Selected text →

########

-1

I am generating data-sets from experiments. I end up with csv data-sets that are typically are n x 4 dimensional (n rows; n > 1000 and 4 columns). However, due to an artifact of the data-collection process, typically the first couple of rows and the last couple of rows have only 2 or 3 columns. So a data-set looks like:

8,0,4091
8,0,
8,0,4091,14454
10,0,4099,14454
2,0,4094,14454
8,-3,4104,14455
3,0,4100,14455
....
....
14,-1,4094,14723
0,3,4105,14723
7,0,4123,14723
7,
6,-2,4096,
3,2,

As you can see, the first two rows and the last three don't have the 4 columns that I expect. When I try importing this file using np.loadtxt(filename, delimiter = ','), I get an error. Once I remove the rows which have fewer than 4 columns (first 2 rows, and last 3 rows, in this case), the import works fine.

Two questions:

  1. Why doesn't the usual importing work. I am not sure what is the exact error in this importing. In other words, why is not having the same number of columns in all rows a problem?

  2. As a workaround, I know how to ignore the first two rows while importing the files with numpy np.loadtxt(filename, skiprows= 2), but is there a simple way to also select a fixed number of rows at the bottom to ignore?

Note: This is NOT about finding unique rows in a numpy array. Its more about importing csv data that are non-uniform in the number of columns that each row contains.

########

Supplied information →
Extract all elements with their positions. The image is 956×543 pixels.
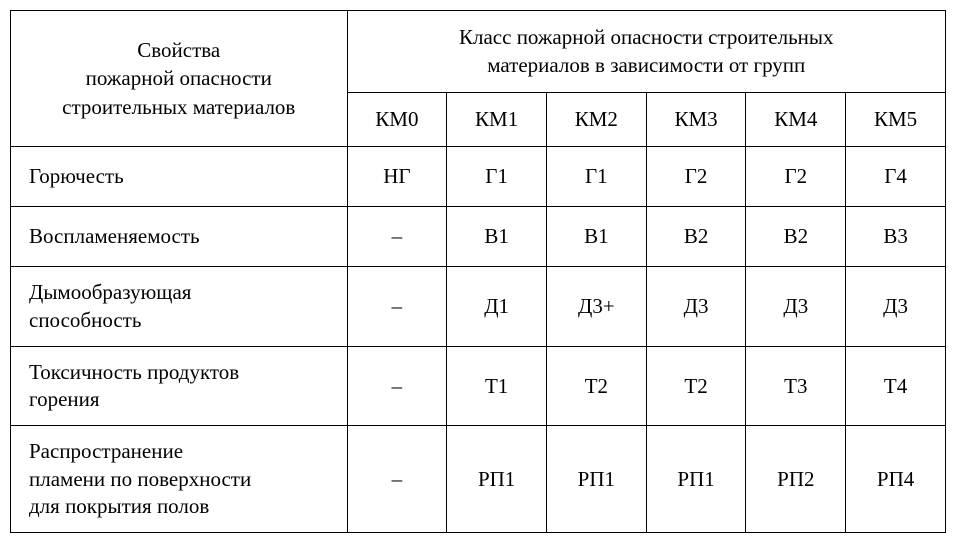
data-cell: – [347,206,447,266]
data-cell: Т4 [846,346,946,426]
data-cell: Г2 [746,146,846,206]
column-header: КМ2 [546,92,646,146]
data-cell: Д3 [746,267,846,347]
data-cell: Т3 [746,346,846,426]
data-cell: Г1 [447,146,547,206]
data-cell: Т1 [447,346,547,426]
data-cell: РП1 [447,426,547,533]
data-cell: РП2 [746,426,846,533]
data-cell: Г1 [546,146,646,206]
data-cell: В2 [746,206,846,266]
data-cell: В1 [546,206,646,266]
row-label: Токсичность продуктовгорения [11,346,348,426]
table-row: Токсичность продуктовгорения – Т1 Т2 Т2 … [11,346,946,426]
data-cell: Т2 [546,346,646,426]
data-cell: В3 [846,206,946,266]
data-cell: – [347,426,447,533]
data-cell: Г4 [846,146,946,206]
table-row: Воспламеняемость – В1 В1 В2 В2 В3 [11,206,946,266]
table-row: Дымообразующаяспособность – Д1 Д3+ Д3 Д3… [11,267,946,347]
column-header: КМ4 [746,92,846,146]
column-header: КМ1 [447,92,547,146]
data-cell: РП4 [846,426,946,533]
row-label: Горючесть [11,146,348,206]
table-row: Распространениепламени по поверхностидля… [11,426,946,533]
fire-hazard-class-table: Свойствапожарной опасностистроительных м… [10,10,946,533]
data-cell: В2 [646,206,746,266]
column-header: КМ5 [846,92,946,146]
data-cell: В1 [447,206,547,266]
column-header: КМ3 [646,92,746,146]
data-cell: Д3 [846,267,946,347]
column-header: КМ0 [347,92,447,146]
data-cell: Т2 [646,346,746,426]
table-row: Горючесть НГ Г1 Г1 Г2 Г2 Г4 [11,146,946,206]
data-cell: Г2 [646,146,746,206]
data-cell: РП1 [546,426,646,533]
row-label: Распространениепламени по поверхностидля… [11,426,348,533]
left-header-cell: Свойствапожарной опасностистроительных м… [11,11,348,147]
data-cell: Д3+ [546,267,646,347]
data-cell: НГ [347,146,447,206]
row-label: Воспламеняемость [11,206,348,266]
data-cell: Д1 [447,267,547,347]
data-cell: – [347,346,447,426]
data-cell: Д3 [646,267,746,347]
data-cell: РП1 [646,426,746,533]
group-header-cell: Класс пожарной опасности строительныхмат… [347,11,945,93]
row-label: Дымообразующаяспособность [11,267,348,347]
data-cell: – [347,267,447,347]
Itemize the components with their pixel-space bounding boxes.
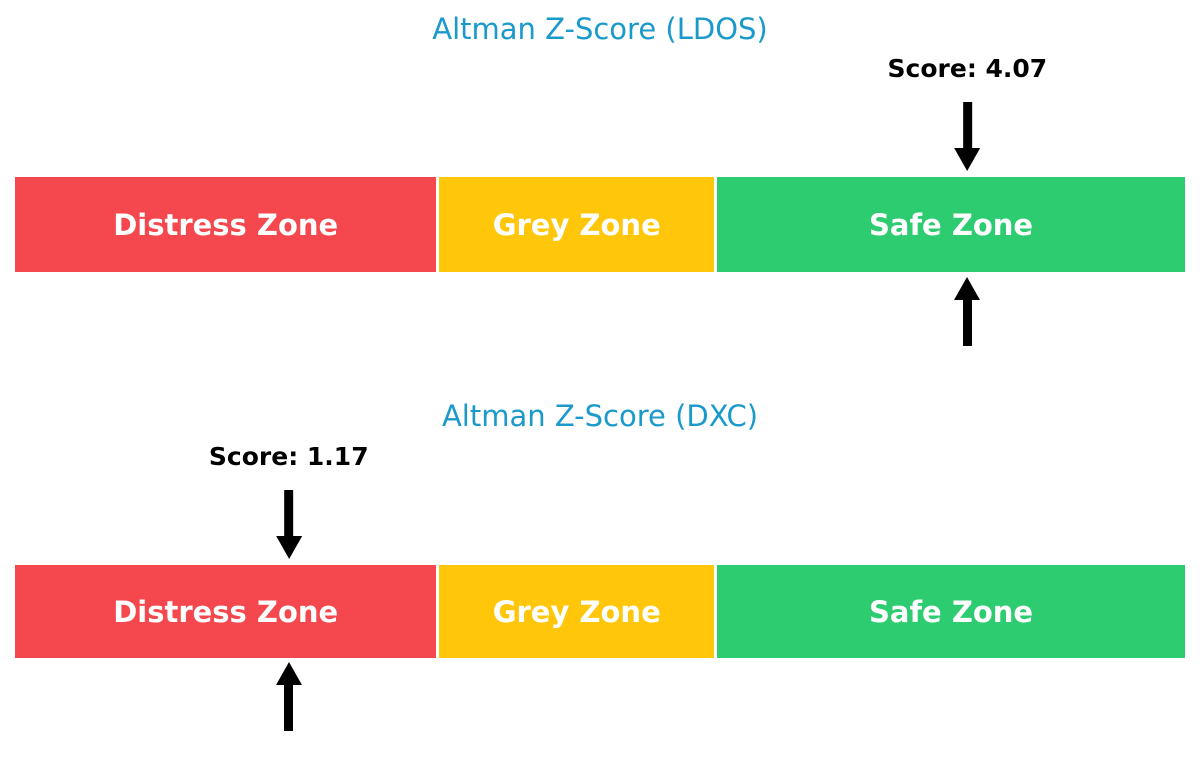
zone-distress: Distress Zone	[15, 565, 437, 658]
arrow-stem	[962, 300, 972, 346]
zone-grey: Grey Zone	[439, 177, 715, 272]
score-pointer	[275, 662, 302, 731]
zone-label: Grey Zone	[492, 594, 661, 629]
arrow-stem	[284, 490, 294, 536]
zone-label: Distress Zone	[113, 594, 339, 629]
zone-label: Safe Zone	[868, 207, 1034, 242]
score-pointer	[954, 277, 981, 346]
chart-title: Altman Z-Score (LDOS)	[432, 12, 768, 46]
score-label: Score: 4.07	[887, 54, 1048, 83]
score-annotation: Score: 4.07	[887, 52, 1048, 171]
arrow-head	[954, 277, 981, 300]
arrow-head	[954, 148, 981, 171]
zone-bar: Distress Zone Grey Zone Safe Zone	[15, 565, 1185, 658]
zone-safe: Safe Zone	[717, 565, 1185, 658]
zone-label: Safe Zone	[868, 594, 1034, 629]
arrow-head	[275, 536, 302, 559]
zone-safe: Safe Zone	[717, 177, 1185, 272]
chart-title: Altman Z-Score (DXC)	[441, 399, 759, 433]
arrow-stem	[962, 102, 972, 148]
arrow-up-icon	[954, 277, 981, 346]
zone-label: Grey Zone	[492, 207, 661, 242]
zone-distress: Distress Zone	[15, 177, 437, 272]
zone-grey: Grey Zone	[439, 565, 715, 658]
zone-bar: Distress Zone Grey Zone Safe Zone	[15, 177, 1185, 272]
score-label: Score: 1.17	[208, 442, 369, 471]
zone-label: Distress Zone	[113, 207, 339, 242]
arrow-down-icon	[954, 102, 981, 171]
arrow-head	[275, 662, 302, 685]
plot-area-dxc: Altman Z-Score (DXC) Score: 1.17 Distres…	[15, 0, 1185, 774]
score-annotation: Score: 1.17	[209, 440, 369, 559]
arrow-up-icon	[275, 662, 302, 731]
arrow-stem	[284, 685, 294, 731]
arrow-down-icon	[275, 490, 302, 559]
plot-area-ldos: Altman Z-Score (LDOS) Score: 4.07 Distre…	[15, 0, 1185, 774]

########

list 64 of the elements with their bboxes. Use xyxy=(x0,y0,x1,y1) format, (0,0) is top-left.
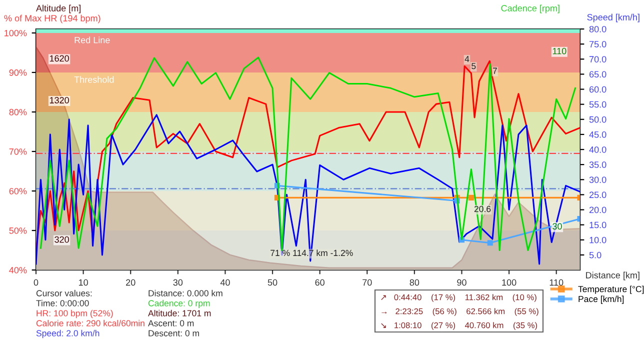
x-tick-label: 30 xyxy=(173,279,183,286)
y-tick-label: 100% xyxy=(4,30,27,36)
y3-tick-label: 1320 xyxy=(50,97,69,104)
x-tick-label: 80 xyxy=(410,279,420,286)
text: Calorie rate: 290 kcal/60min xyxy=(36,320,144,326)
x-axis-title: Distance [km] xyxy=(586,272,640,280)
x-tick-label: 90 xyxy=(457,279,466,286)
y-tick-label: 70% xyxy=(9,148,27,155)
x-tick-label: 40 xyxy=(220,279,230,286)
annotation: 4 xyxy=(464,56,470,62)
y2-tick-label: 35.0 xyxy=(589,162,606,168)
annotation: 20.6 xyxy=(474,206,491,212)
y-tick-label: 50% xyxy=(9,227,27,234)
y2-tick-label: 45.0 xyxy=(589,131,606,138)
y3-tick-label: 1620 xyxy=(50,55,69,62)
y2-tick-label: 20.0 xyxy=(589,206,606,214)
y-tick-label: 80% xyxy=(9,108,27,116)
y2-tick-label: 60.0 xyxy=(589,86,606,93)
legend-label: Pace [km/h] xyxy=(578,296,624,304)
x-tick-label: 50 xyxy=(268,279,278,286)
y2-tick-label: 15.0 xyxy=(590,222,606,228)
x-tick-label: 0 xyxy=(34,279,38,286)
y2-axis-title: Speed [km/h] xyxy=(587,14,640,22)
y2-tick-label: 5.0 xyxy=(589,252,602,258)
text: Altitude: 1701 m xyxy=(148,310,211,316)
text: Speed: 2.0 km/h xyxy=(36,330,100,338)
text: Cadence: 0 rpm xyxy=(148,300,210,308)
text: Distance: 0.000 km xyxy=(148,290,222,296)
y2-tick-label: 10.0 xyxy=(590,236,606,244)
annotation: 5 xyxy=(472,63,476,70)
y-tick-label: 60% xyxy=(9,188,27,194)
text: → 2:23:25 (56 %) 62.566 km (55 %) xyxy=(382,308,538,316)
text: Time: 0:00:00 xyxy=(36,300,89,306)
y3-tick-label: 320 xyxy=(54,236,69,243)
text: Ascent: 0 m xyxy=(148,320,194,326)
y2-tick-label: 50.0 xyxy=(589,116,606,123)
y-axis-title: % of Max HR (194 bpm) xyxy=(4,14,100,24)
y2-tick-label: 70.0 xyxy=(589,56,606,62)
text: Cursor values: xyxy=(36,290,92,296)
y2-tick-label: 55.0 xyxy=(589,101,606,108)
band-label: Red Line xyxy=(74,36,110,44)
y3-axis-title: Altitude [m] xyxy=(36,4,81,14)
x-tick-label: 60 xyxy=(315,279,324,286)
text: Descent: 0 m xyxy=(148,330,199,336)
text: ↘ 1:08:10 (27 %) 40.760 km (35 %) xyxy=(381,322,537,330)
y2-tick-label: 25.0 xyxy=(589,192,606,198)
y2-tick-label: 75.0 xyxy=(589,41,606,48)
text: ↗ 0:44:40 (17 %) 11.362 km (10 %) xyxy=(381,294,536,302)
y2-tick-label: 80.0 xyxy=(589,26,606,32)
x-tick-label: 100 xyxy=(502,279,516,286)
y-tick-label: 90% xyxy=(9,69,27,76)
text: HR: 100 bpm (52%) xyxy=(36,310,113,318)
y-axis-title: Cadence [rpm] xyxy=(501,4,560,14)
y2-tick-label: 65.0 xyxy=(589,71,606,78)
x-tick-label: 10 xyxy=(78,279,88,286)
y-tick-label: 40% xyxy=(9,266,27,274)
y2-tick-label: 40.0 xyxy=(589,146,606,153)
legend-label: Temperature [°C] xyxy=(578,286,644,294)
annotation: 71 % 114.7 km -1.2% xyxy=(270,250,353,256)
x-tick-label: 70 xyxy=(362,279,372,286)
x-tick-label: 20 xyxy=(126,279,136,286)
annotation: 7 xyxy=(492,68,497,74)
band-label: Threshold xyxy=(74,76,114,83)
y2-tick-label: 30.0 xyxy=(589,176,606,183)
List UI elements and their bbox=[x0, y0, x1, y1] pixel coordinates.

########

To do →
• A. In the numpy CSV import question, which call does the poster use to skip the first two rows of a file?
• B. Continue the forum question about importing CSV files with uneven rows into numpy, picking up after its final note.

Outputs →
• A. np.loadtxt(filename, skiprows= 2)

• B.
Lorem Ipsum
  • 4,020
  • 4
  • 41
  • 67
deserthiker
  • 57
  • 2
  • 11
  • Possible duplicate of [Find unique rows in numpy.array](http://stackoverflow.com/questions/16970982/find-unique-rows-in-numpy-array) – Joseph Farah Jan 18 '17 at 00:16
  • @JosephFarah This is not about finding unique rows in numpy array. This is about importing csv files with non-uniform structure (rows, columns). I can't even create the numpy array at the moment. – deserthiker Jan 18 '17 at 01:58

2 Answers2

2

Your question is similar (duplicate) to Using genfromtxt to import csv data with missing values in numpy

1) I'm not sure about why this is the default behavior.

  • Could be to warn users that the CSV file might be corrupt.
  • Could be to optimize the array and make it N x M, instead of having multiple column lengths.

2) Use numpy's genfromtext. For this you'll need to know the correct number of columns in advance.

data = numpy.genfromtxt('data.csv', delimiter=',', usecols=[0,1,2,3], invalid_raise=False)

Hope this helps!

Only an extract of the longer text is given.